* **Short task**
Every line below that contains "occupation" is to be copied.
-- START --
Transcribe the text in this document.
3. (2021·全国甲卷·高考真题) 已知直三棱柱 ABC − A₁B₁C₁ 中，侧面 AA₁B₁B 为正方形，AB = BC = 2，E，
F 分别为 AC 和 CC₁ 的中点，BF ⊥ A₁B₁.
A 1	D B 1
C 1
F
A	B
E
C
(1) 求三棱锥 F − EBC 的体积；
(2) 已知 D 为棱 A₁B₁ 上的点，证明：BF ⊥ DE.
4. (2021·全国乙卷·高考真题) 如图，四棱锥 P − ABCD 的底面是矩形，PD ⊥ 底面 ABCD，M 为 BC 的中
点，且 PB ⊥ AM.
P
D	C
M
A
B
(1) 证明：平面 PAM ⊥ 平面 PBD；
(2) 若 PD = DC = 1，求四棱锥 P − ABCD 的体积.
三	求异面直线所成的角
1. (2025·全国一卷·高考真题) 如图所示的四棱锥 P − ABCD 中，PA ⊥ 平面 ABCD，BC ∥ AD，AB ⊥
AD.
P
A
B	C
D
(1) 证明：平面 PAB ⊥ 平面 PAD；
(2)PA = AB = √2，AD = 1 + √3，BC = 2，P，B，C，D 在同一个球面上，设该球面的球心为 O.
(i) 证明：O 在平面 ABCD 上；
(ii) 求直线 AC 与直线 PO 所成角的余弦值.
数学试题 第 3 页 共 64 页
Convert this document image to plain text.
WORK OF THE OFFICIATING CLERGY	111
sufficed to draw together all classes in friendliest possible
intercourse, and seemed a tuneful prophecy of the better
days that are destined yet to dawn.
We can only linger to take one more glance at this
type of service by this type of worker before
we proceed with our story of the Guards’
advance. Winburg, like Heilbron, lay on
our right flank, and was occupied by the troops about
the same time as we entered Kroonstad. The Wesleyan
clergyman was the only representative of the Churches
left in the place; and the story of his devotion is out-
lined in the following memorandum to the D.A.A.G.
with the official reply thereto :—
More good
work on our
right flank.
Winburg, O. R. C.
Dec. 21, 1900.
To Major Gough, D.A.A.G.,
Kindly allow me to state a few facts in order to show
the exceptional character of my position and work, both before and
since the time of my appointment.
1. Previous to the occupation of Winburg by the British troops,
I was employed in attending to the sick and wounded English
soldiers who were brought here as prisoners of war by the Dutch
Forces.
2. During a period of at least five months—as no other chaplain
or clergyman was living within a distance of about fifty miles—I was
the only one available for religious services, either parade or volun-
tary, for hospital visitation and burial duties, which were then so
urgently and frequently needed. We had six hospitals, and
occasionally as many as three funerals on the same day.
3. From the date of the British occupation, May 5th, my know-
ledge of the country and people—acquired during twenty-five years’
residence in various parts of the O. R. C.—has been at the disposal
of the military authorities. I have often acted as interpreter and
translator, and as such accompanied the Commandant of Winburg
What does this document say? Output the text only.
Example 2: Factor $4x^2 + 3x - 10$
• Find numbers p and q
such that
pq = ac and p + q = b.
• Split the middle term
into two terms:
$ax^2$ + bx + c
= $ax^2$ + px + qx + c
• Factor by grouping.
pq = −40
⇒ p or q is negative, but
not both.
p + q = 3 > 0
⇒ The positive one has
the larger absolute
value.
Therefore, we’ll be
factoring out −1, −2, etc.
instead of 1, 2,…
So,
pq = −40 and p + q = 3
-- END --
* **Solution**
1. Previous to the occupation of Winburg by the British troops,
3. From the date of the British occupation, May 5th, my know-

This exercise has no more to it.